── LISTED ENTRIES ──

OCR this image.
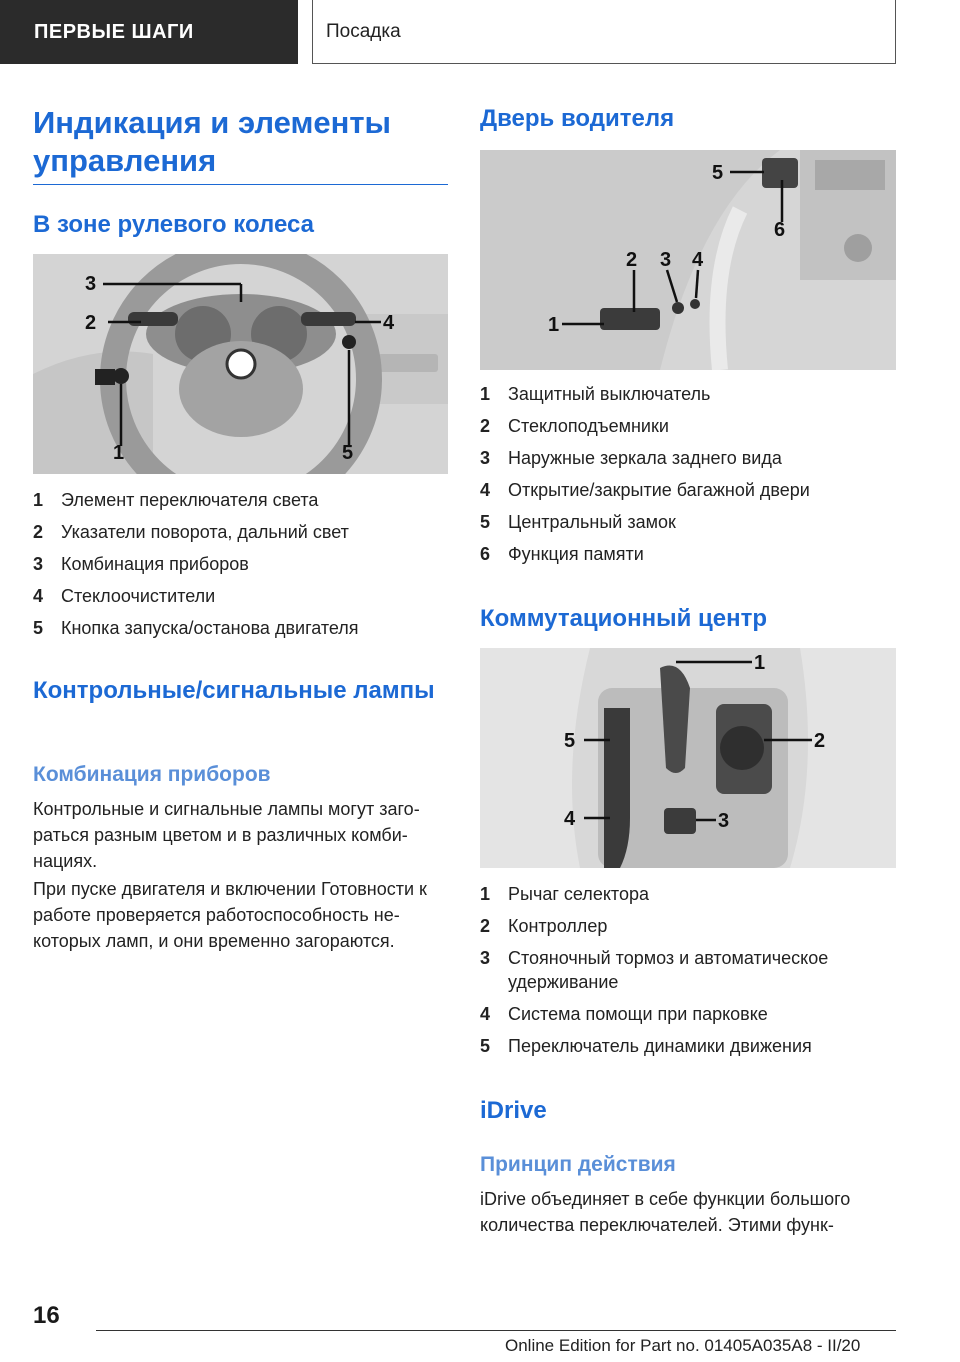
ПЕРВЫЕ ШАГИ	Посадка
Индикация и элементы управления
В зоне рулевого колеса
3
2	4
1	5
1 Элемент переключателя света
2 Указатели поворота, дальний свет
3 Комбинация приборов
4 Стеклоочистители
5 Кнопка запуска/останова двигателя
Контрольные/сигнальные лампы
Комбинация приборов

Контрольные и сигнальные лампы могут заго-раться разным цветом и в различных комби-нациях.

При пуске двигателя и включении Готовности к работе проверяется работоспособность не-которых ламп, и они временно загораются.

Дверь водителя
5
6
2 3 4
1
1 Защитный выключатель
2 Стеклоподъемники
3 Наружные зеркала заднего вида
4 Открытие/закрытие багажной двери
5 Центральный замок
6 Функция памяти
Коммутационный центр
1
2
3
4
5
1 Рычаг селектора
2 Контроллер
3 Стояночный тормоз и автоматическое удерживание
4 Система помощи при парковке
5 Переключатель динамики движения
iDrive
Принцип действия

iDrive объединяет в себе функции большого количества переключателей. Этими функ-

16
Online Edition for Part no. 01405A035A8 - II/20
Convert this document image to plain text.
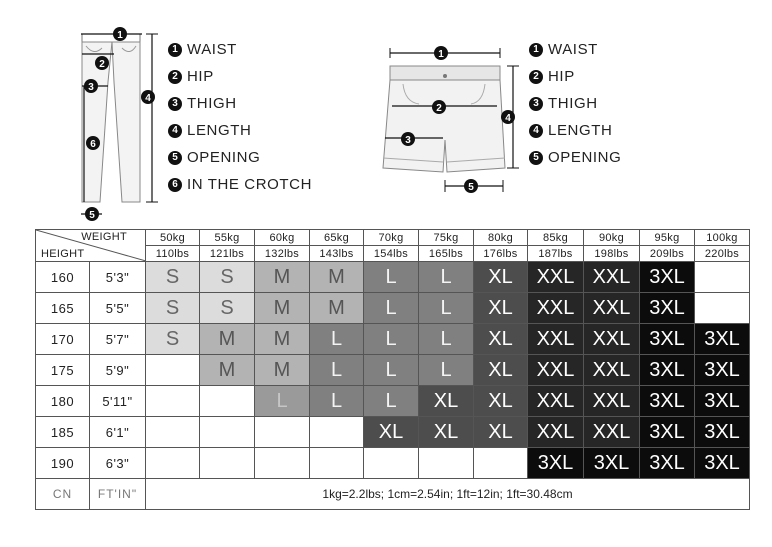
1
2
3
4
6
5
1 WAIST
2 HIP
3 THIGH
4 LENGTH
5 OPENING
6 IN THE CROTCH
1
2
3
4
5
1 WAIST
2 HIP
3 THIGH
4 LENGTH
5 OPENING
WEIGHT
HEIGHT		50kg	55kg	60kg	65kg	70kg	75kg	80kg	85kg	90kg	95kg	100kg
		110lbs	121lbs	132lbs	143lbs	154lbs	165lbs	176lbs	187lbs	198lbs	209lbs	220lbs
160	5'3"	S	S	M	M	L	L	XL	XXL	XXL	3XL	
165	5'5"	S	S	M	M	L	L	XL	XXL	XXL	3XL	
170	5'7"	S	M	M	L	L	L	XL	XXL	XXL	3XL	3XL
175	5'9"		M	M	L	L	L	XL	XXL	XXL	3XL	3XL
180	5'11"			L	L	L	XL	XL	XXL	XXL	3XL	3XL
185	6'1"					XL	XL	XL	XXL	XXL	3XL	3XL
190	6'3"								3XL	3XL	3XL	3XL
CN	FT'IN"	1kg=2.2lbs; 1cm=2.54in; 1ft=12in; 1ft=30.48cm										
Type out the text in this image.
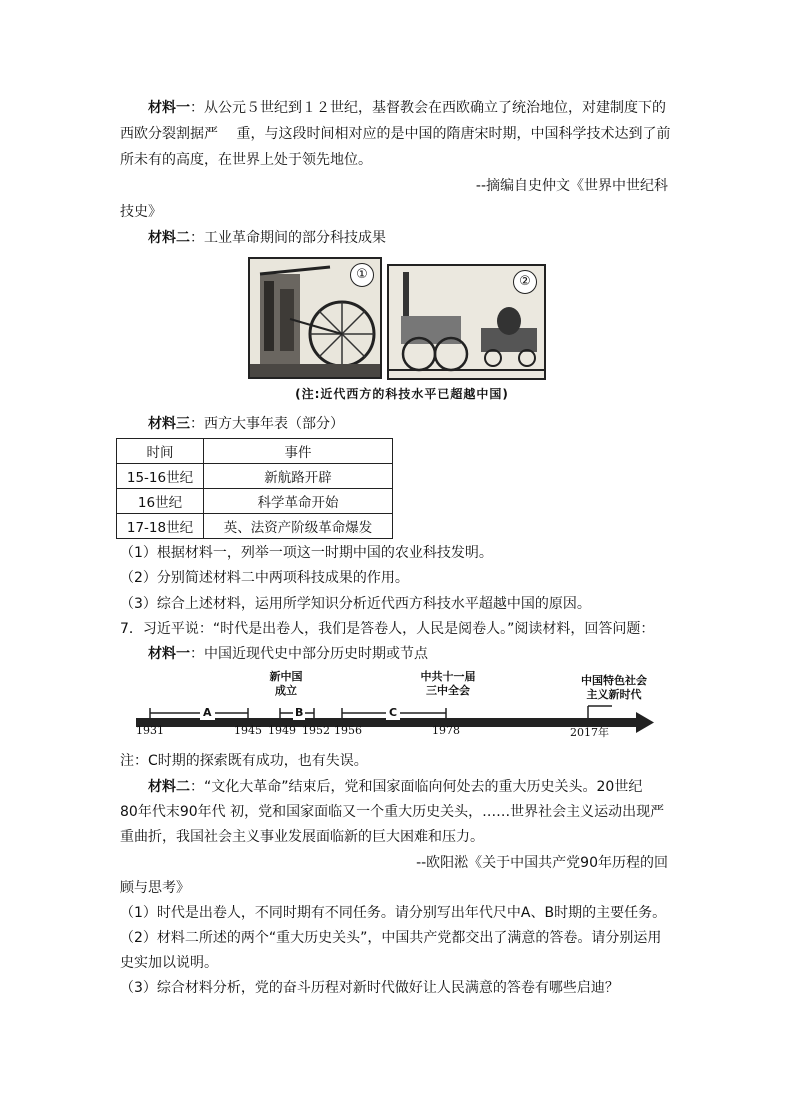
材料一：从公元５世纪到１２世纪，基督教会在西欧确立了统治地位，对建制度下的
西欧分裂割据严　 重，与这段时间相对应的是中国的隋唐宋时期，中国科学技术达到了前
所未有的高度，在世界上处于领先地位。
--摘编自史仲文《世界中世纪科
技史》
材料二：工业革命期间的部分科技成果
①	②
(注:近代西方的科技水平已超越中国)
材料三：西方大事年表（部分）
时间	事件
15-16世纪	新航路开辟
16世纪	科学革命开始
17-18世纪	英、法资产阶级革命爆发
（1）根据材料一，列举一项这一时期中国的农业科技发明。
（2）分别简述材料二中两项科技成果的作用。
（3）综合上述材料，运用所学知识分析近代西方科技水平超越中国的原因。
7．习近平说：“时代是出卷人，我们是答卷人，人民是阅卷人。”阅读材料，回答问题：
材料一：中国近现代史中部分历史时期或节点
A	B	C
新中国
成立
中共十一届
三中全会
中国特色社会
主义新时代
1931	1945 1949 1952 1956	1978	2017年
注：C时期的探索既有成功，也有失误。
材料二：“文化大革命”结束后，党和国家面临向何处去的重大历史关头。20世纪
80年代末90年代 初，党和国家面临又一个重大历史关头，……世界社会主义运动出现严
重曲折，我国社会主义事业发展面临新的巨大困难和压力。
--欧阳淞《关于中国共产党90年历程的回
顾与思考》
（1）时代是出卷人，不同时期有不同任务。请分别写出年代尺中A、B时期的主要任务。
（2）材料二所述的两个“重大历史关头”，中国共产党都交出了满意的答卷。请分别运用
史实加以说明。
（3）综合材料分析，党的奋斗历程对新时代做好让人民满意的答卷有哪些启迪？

───

From the material above, copy each line that includes the word "Комбинация".

3 Комбинация приборов
Комбинация приборов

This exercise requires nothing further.